DIRECTIVE:
Pick out the lines below that include the string "сотрудничества".

PROVIDED DATA:

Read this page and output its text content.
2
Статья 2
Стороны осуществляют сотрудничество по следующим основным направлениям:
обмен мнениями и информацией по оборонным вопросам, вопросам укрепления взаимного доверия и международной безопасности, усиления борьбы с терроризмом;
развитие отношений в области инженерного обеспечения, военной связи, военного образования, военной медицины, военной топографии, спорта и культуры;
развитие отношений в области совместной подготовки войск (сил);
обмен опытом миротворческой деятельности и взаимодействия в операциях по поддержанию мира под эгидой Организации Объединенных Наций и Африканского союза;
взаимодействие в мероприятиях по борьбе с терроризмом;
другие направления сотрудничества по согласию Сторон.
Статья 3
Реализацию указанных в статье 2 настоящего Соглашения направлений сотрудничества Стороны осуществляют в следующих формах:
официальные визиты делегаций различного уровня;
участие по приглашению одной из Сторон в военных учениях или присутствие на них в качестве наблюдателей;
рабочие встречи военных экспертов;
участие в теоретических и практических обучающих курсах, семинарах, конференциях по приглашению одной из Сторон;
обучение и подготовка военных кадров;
--
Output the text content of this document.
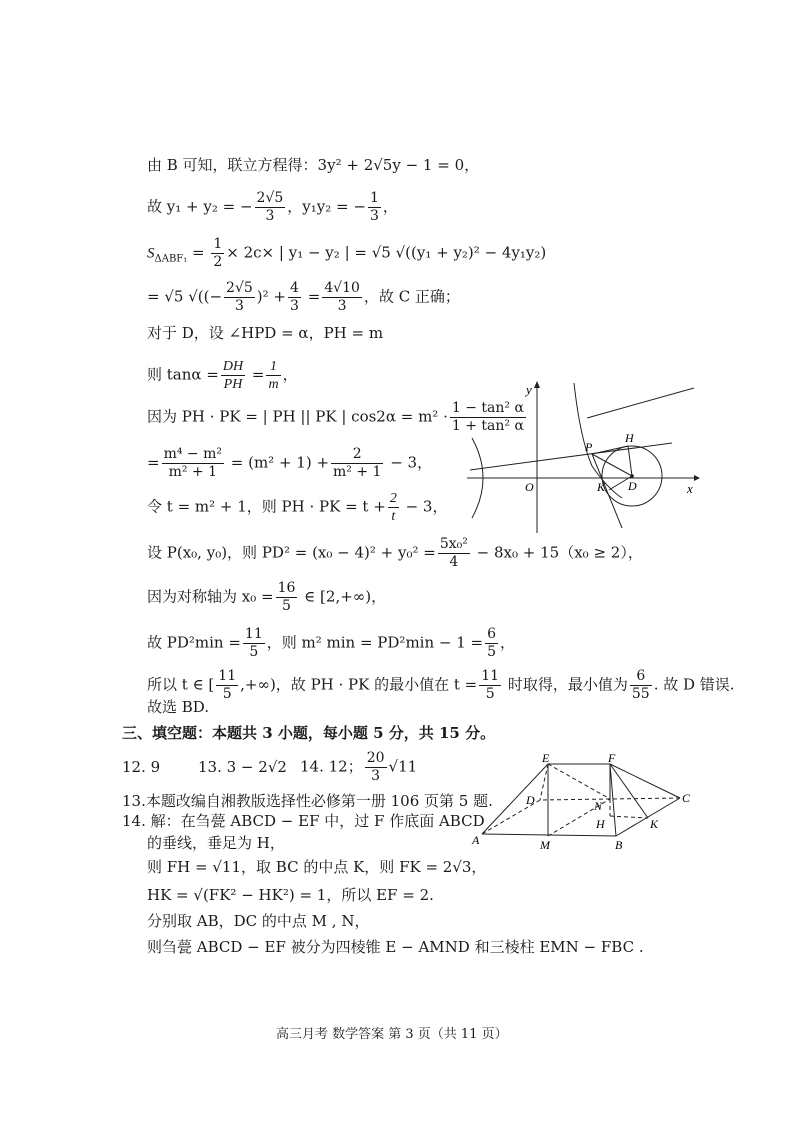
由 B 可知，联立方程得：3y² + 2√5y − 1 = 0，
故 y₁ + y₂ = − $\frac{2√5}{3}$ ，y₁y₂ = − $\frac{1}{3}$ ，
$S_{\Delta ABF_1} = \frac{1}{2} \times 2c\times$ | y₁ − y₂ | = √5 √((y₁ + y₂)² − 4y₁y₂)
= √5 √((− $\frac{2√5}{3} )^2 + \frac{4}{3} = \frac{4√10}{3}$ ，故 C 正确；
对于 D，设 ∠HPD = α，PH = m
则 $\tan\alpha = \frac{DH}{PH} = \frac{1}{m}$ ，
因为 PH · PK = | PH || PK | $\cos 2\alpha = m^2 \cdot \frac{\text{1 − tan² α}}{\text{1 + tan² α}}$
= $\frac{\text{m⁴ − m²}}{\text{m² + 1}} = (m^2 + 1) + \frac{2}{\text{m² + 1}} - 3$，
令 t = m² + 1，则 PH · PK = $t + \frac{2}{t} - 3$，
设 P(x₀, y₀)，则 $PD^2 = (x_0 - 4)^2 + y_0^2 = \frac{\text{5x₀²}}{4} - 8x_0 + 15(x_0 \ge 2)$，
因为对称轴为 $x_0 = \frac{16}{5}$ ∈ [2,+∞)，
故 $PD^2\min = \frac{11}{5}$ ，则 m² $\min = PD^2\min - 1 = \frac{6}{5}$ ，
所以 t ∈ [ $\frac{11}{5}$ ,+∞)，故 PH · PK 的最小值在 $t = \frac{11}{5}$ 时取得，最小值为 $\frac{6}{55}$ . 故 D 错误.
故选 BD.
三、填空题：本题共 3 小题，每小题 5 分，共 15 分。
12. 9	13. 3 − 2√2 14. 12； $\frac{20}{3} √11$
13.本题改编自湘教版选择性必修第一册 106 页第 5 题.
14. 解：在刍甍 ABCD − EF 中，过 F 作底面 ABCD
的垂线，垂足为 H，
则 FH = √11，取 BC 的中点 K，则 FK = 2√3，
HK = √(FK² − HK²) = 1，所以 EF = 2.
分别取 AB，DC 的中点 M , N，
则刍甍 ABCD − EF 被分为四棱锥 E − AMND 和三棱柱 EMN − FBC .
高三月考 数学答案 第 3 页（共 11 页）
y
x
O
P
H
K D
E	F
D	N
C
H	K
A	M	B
* * *
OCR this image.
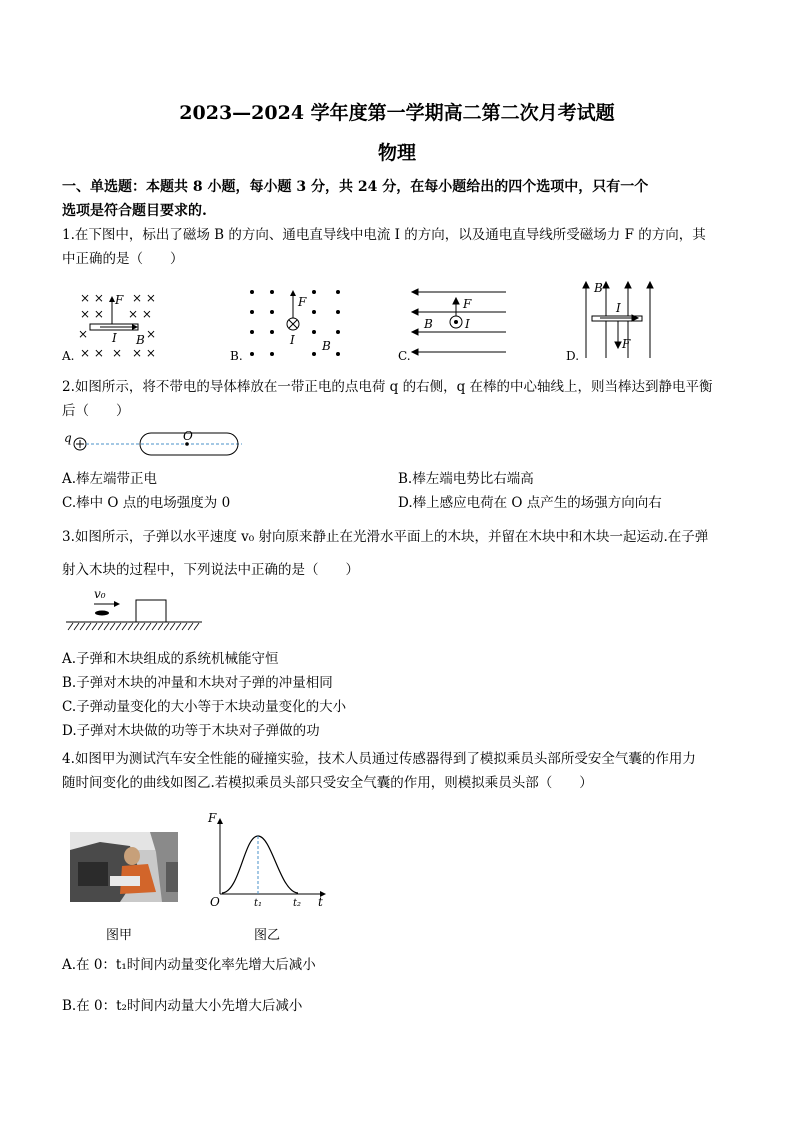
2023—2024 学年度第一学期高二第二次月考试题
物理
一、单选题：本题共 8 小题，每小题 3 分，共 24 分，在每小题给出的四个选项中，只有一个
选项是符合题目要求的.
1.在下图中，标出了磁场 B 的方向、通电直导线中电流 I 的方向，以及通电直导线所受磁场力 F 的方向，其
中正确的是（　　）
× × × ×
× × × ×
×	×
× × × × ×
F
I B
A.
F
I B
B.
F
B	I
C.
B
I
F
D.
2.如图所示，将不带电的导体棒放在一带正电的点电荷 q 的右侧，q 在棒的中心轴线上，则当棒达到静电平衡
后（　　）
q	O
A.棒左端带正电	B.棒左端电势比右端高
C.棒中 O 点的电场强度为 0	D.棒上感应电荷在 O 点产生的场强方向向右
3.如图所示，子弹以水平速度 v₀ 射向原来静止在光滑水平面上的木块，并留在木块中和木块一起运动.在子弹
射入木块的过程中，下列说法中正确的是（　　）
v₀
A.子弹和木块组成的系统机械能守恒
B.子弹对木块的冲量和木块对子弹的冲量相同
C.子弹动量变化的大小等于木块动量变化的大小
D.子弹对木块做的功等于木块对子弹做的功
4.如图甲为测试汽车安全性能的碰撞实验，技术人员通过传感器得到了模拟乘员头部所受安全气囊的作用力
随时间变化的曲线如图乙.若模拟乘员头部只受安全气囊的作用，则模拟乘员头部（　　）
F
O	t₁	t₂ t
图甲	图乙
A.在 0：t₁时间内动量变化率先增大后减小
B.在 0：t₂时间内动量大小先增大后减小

REPLY:
другие направления сотрудничества по согласию Сторон.
Реализацию указанных в статье 2 настоящего Соглашения направлений сотрудничества Стороны осуществляют в следующих формах:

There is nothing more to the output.